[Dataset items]
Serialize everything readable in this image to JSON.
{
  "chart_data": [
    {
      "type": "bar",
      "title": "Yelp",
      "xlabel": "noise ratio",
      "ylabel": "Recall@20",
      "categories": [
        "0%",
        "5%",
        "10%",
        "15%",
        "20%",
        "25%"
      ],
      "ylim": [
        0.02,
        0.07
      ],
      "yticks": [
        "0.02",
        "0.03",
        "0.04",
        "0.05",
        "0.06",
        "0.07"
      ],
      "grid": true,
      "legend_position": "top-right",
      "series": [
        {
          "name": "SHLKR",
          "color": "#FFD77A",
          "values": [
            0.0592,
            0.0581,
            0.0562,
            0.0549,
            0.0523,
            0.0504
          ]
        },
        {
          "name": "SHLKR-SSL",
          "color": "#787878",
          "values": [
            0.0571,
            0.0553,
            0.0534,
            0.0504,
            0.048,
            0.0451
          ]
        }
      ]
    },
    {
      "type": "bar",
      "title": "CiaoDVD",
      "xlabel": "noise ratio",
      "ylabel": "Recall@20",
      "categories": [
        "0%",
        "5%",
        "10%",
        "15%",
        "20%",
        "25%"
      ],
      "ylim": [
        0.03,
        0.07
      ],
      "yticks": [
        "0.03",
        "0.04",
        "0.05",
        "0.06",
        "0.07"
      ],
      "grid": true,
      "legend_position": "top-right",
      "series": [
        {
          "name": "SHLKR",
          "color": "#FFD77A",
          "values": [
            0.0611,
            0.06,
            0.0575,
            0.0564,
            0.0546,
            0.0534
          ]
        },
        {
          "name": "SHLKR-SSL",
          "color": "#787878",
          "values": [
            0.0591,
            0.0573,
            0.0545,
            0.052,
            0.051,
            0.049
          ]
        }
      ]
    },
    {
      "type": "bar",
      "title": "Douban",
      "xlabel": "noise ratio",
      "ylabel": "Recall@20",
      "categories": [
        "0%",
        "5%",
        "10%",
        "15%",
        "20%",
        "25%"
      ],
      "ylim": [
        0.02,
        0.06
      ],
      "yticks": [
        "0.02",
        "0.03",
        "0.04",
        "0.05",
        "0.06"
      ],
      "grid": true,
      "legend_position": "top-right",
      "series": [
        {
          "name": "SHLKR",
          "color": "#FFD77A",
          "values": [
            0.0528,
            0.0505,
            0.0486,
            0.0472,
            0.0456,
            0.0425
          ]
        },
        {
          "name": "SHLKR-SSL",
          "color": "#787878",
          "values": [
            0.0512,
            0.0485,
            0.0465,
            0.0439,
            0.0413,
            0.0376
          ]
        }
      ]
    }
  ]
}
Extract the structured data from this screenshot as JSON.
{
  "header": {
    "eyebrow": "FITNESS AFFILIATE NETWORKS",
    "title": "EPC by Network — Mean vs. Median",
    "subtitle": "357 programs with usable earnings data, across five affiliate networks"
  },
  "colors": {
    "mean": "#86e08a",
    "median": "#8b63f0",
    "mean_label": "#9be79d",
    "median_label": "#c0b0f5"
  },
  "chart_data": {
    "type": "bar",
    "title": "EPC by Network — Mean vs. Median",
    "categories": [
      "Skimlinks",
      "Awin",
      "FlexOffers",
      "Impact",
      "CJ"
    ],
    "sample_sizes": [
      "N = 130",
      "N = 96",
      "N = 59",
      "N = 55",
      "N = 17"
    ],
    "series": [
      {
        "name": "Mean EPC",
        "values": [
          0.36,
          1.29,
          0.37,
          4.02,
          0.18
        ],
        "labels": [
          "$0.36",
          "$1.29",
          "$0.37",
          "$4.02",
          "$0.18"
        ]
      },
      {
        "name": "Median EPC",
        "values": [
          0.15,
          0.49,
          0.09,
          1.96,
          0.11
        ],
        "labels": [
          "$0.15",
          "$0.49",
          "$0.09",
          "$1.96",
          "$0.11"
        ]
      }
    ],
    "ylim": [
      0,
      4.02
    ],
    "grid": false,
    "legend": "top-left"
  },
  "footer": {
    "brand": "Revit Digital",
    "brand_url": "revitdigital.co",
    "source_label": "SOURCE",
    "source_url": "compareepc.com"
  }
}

▶ _Exercise task_: Provide an exact reproduction of all the entries shown above.

▶ _Task output_:
Serialize everything readable in this image to JSON.
{
  "chart_data": [
    {
      "type": "bar",
      "title": "Yelp",
      "xlabel": "noise ratio",
      "ylabel": "Recall@20",
      "categories": [
        "0%",
        "5%",
        "10%",
        "15%",
        "20%",
        "25%"
      ],
      "ylim": [
        0.02,
        0.07
      ],
      "yticks": [
        "0.02",
        "0.03",
        "0.04",
        "0.05",
        "0.06",
        "0.07"
      ],
      "grid": true,
      "legend_position": "top-right",
      "series": [
        {
          "name": "SHLKR",
          "color": "#FFD77A",
          "values": [
            0.0592,
            0.0581,
            0.0562,
            0.0549,
            0.0523,
            0.0504
          ]
        },
        {
          "name": "SHLKR-SSL",
          "color": "#787878",
          "values": [
            0.0571,
            0.0553,
            0.0534,
            0.0504,
            0.048,
            0.0451
          ]
        }
      ]
    },
    {
      "type": "bar",
      "title": "CiaoDVD",
      "xlabel": "noise ratio",
      "ylabel": "Recall@20",
      "categories": [
        "0%",
        "5%",
        "10%",
        "15%",
        "20%",
        "25%"
      ],
      "ylim": [
        0.03,
        0.07
      ],
      "yticks": [
        "0.03",
        "0.04",
        "0.05",
        "0.06",
        "0.07"
      ],
      "grid": true,
      "legend_position": "top-right",
      "series": [
        {
          "name": "SHLKR",
          "color": "#FFD77A",
          "values": [
            0.0611,
            0.06,
            0.0575,
            0.0564,
            0.0546,
            0.0534
          ]
        },
        {
          "name": "SHLKR-SSL",
          "color": "#787878",
          "values": [
            0.0591,
            0.0573,
            0.0545,
            0.052,
            0.051,
            0.049
          ]
        }
      ]
    },
    {
      "type": "bar",
      "title": "Douban",
      "xlabel": "noise ratio",
      "ylabel": "Recall@20",
      "categories": [
        "0%",
        "5%",
        "10%",
        "15%",
        "20%",
        "25%"
      ],
      "ylim": [
        0.02,
        0.06
      ],
      "yticks": [
        "0.02",
        "0.03",
        "0.04",
        "0.05",
        "0.06"
      ],
      "grid": true,
      "legend_position": "top-right",
      "series": [
        {
          "name": "SHLKR",
          "color": "#FFD77A",
          "values": [
            0.0528,
            0.0505,
            0.0486,
            0.0472,
            0.0456,
            0.0425
          ]
        },
        {
          "name": "SHLKR-SSL",
          "color": "#787878",
          "values": [
            0.0512,
            0.0485,
            0.0465,
            0.0439,
            0.0413,
            0.0376
          ]
        }
      ]
    }
  ]
}
Extract the structured data from this screenshot as JSON.
{
  "header": {
    "eyebrow": "FITNESS AFFILIATE NETWORKS",
    "title": "EPC by Network — Mean vs. Median",
    "subtitle": "357 programs with usable earnings data, across five affiliate networks"
  },
  "colors": {
    "mean": "#86e08a",
    "median": "#8b63f0",
    "mean_label": "#9be79d",
    "median_label": "#c0b0f5"
  },
  "chart_data": {
    "type": "bar",
    "title": "EPC by Network — Mean vs. Median",
    "categories": [
      "Skimlinks",
      "Awin",
      "FlexOffers",
      "Impact",
      "CJ"
    ],
    "sample_sizes": [
      "N = 130",
      "N = 96",
      "N = 59",
      "N = 55",
      "N = 17"
    ],
    "series": [
      {
        "name": "Mean EPC",
        "values": [
          0.36,
          1.29,
          0.37,
          4.02,
          0.18
        ],
        "labels": [
          "$0.36",
          "$1.29",
          "$0.37",
          "$4.02",
          "$0.18"
        ]
      },
      {
        "name": "Median EPC",
        "values": [
          0.15,
          0.49,
          0.09,
          1.96,
          0.11
        ],
        "labels": [
          "$0.15",
          "$0.49",
          "$0.09",
          "$1.96",
          "$0.11"
        ]
      }
    ],
    "ylim": [
      0,
      4.02
    ],
    "grid": false,
    "legend": "top-left"
  },
  "footer": {
    "brand": "Revit Digital",
    "brand_url": "revitdigital.co",
    "source_label": "SOURCE",
    "source_url": "compareepc.com"
  }
}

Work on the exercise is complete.